TASK REQUIREMENTS
Give the entries again exactly, every one of them.

INPUT DATA

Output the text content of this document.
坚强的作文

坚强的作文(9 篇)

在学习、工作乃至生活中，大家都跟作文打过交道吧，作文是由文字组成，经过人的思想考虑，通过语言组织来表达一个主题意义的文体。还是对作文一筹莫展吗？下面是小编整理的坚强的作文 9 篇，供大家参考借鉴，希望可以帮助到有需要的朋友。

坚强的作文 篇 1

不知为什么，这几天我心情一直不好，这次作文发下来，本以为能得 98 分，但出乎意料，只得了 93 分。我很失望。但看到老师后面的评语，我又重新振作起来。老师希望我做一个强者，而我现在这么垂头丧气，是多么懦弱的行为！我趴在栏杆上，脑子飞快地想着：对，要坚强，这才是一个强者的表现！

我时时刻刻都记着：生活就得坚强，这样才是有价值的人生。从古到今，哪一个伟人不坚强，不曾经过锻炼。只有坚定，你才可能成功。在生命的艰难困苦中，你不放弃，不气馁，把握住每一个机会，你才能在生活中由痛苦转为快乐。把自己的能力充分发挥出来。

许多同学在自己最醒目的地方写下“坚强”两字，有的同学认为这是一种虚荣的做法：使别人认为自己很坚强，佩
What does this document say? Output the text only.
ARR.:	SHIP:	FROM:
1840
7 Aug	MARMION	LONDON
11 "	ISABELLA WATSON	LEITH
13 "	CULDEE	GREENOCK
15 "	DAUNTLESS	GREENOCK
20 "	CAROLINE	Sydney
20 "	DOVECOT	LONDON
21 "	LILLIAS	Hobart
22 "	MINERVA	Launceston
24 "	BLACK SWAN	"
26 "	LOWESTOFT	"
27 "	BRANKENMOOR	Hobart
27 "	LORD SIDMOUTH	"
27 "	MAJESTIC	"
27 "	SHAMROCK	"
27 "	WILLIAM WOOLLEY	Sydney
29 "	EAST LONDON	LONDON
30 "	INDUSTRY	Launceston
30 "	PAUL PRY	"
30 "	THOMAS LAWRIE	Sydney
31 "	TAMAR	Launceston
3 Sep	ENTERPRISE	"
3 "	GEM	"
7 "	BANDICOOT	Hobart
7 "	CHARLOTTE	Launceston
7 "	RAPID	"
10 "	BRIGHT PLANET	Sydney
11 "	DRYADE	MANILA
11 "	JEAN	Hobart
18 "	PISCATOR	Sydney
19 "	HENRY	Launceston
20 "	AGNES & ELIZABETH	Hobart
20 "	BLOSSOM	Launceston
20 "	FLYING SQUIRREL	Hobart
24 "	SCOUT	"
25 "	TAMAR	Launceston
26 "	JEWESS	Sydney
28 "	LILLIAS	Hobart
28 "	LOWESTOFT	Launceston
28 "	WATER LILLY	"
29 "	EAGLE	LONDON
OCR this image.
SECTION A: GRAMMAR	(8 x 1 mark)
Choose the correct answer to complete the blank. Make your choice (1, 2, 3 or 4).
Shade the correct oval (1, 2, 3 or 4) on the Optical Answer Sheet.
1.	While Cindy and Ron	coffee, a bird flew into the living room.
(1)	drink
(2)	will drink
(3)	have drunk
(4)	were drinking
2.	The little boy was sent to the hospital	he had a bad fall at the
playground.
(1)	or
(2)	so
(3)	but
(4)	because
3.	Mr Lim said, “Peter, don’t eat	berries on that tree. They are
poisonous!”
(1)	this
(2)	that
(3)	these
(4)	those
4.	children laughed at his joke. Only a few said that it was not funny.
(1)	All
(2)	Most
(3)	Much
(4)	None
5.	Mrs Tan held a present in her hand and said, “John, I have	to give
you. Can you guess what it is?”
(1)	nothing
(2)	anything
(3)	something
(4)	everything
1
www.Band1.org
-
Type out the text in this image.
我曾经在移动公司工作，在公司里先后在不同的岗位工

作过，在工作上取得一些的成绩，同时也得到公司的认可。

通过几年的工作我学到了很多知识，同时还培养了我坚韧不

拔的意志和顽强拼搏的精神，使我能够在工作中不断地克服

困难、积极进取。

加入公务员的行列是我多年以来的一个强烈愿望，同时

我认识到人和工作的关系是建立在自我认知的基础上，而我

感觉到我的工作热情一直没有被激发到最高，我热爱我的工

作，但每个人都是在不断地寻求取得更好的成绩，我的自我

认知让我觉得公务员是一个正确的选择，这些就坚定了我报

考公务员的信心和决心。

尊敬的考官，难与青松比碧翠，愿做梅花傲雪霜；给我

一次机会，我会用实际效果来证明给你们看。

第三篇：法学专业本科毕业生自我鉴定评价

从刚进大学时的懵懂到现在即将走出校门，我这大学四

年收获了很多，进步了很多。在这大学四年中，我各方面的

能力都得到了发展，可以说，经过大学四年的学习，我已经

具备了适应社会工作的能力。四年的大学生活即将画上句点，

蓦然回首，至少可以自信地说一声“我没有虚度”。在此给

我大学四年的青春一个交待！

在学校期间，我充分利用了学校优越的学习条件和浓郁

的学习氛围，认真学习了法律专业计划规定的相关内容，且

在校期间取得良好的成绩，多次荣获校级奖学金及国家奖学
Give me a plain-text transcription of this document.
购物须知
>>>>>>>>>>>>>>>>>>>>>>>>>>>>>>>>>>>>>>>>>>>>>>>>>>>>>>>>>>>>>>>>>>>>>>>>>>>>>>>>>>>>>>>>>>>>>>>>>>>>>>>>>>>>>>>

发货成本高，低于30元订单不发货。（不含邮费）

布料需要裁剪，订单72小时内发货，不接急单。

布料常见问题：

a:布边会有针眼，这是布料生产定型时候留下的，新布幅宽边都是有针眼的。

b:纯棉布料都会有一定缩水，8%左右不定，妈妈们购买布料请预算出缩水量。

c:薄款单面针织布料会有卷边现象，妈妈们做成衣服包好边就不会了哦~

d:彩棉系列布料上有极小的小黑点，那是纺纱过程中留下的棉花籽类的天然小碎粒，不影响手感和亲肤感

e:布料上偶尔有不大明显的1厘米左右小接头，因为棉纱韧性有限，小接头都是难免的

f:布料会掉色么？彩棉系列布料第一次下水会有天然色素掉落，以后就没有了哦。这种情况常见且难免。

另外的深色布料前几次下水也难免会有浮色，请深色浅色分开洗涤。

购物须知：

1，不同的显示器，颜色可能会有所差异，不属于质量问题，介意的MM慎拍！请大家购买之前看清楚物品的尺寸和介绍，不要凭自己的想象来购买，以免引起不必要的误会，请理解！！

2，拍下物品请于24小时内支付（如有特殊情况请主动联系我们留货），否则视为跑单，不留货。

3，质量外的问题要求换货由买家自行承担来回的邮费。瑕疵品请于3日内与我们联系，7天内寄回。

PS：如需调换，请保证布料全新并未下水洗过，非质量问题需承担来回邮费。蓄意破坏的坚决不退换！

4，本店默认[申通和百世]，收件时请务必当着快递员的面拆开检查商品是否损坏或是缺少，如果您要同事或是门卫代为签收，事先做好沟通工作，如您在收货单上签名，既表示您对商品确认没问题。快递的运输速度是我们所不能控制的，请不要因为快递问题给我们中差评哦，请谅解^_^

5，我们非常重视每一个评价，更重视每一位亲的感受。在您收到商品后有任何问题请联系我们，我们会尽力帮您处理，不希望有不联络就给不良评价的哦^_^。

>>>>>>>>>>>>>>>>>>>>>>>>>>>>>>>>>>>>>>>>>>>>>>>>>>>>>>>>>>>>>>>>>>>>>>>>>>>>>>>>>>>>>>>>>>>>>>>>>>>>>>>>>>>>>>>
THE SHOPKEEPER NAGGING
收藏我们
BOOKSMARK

ANSWER IN FULL
Output the text content of this document.
坚强的作文

坚强的作文(9 篇)

在学习、工作乃至生活中，大家都跟作文打过交道吧，作文是由文字组成，经过人的思想考虑，通过语言组织来表达一个主题意义的文体。还是对作文一筹莫展吗？下面是小编整理的坚强的作文 9 篇，供大家参考借鉴，希望可以帮助到有需要的朋友。

坚强的作文 篇 1

不知为什么，这几天我心情一直不好，这次作文发下来，本以为能得 98 分，但出乎意料，只得了 93 分。我很失望。但看到老师后面的评语，我又重新振作起来。老师希望我做一个强者，而我现在这么垂头丧气，是多么懦弱的行为！我趴在栏杆上，脑子飞快地想着：对，要坚强，这才是一个强者的表现！

我时时刻刻都记着：生活就得坚强，这样才是有价值的人生。从古到今，哪一个伟人不坚强，不曾经过锻炼。只有坚定，你才可能成功。在生命的艰难困苦中，你不放弃，不气馁，把握住每一个机会，你才能在生活中由痛苦转为快乐。把自己的能力充分发挥出来。

许多同学在自己最醒目的地方写下“坚强”两字，有的同学认为这是一种虚荣的做法：使别人认为自己很坚强，佩
What does this document say? Output the text only.
ARR.:	SHIP:	FROM:
1840
7 Aug	MARMION	LONDON
11 "	ISABELLA WATSON	LEITH
13 "	CULDEE	GREENOCK
15 "	DAUNTLESS	GREENOCK
20 "	CAROLINE	Sydney
20 "	DOVECOT	LONDON
21 "	LILLIAS	Hobart
22 "	MINERVA	Launceston
24 "	BLACK SWAN	"
26 "	LOWESTOFT	"
27 "	BRANKENMOOR	Hobart
27 "	LORD SIDMOUTH	"
27 "	MAJESTIC	"
27 "	SHAMROCK	"
27 "	WILLIAM WOOLLEY	Sydney
29 "	EAST LONDON	LONDON
30 "	INDUSTRY	Launceston
30 "	PAUL PRY	"
30 "	THOMAS LAWRIE	Sydney
31 "	TAMAR	Launceston
3 Sep	ENTERPRISE	"
3 "	GEM	"
7 "	BANDICOOT	Hobart
7 "	CHARLOTTE	Launceston
7 "	RAPID	"
10 "	BRIGHT PLANET	Sydney
11 "	DRYADE	MANILA
11 "	JEAN	Hobart
18 "	PISCATOR	Sydney
19 "	HENRY	Launceston
20 "	AGNES & ELIZABETH	Hobart
20 "	BLOSSOM	Launceston
20 "	FLYING SQUIRREL	Hobart
24 "	SCOUT	"
25 "	TAMAR	Launceston
26 "	JEWESS	Sydney
28 "	LILLIAS	Hobart
28 "	LOWESTOFT	Launceston
28 "	WATER LILLY	"
29 "	EAGLE	LONDON
OCR this image.
SECTION A: GRAMMAR	(8 x 1 mark)
Choose the correct answer to complete the blank. Make your choice (1, 2, 3 or 4).
Shade the correct oval (1, 2, 3 or 4) on the Optical Answer Sheet.
1.	While Cindy and Ron	coffee, a bird flew into the living room.
(1)	drink
(2)	will drink
(3)	have drunk
(4)	were drinking
2.	The little boy was sent to the hospital	he had a bad fall at the
playground.
(1)	or
(2)	so
(3)	but
(4)	because
3.	Mr Lim said, “Peter, don’t eat	berries on that tree. They are
poisonous!”
(1)	this
(2)	that
(3)	these
(4)	those
4.	children laughed at his joke. Only a few said that it was not funny.
(1)	All
(2)	Most
(3)	Much
(4)	None
5.	Mrs Tan held a present in her hand and said, “John, I have	to give
you. Can you guess what it is?”
(1)	nothing
(2)	anything
(3)	something
(4)	everything
1
www.Band1.org
-
Type out the text in this image.
我曾经在移动公司工作，在公司里先后在不同的岗位工

作过，在工作上取得一些的成绩，同时也得到公司的认可。

通过几年的工作我学到了很多知识，同时还培养了我坚韧不

拔的意志和顽强拼搏的精神，使我能够在工作中不断地克服

困难、积极进取。

加入公务员的行列是我多年以来的一个强烈愿望，同时

我认识到人和工作的关系是建立在自我认知的基础上，而我

感觉到我的工作热情一直没有被激发到最高，我热爱我的工

作，但每个人都是在不断地寻求取得更好的成绩，我的自我

认知让我觉得公务员是一个正确的选择，这些就坚定了我报

考公务员的信心和决心。

尊敬的考官，难与青松比碧翠，愿做梅花傲雪霜；给我

一次机会，我会用实际效果来证明给你们看。

第三篇：法学专业本科毕业生自我鉴定评价

从刚进大学时的懵懂到现在即将走出校门，我这大学四

年收获了很多，进步了很多。在这大学四年中，我各方面的

能力都得到了发展，可以说，经过大学四年的学习，我已经

具备了适应社会工作的能力。四年的大学生活即将画上句点，

蓦然回首，至少可以自信地说一声“我没有虚度”。在此给

我大学四年的青春一个交待！

在学校期间，我充分利用了学校优越的学习条件和浓郁

的学习氛围，认真学习了法律专业计划规定的相关内容，且

在校期间取得良好的成绩，多次荣获校级奖学金及国家奖学
Give me a plain-text transcription of this document.
购物须知
>>>>>>>>>>>>>>>>>>>>>>>>>>>>>>>>>>>>>>>>>>>>>>>>>>>>>>>>>>>>>>>>>>>>>>>>>>>>>>>>>>>>>>>>>>>>>>>>>>>>>>>>>>>>>>>

发货成本高，低于30元订单不发货。（不含邮费）

布料需要裁剪，订单72小时内发货，不接急单。

布料常见问题：

a:布边会有针眼，这是布料生产定型时候留下的，新布幅宽边都是有针眼的。

b:纯棉布料都会有一定缩水，8%左右不定，妈妈们购买布料请预算出缩水量。

c:薄款单面针织布料会有卷边现象，妈妈们做成衣服包好边就不会了哦~

d:彩棉系列布料上有极小的小黑点，那是纺纱过程中留下的棉花籽类的天然小碎粒，不影响手感和亲肤感

e:布料上偶尔有不大明显的1厘米左右小接头，因为棉纱韧性有限，小接头都是难免的

f:布料会掉色么？彩棉系列布料第一次下水会有天然色素掉落，以后就没有了哦。这种情况常见且难免。

另外的深色布料前几次下水也难免会有浮色，请深色浅色分开洗涤。

购物须知：

1，不同的显示器，颜色可能会有所差异，不属于质量问题，介意的MM慎拍！请大家购买之前看清楚物品的尺寸和介绍，不要凭自己的想象来购买，以免引起不必要的误会，请理解！！

2，拍下物品请于24小时内支付（如有特殊情况请主动联系我们留货），否则视为跑单，不留货。

3，质量外的问题要求换货由买家自行承担来回的邮费。瑕疵品请于3日内与我们联系，7天内寄回。

PS：如需调换，请保证布料全新并未下水洗过，非质量问题需承担来回邮费。蓄意破坏的坚决不退换！

4，本店默认[申通和百世]，收件时请务必当着快递员的面拆开检查商品是否损坏或是缺少，如果您要同事或是门卫代为签收，事先做好沟通工作，如您在收货单上签名，既表示您对商品确认没问题。快递的运输速度是我们所不能控制的，请不要因为快递问题给我们中差评哦，请谅解^_^

5，我们非常重视每一个评价，更重视每一位亲的感受。在您收到商品后有任何问题请联系我们，我们会尽力帮您处理，不希望有不联络就给不良评价的哦^_^。

>>>>>>>>>>>>>>>>>>>>>>>>>>>>>>>>>>>>>>>>>>>>>>>>>>>>>>>>>>>>>>>>>>>>>>>>>>>>>>>>>>>>>>>>>>>>>>>>>>>>>>>>>>>>>>>
THE SHOPKEEPER NAGGING
收藏我们
BOOKSMARK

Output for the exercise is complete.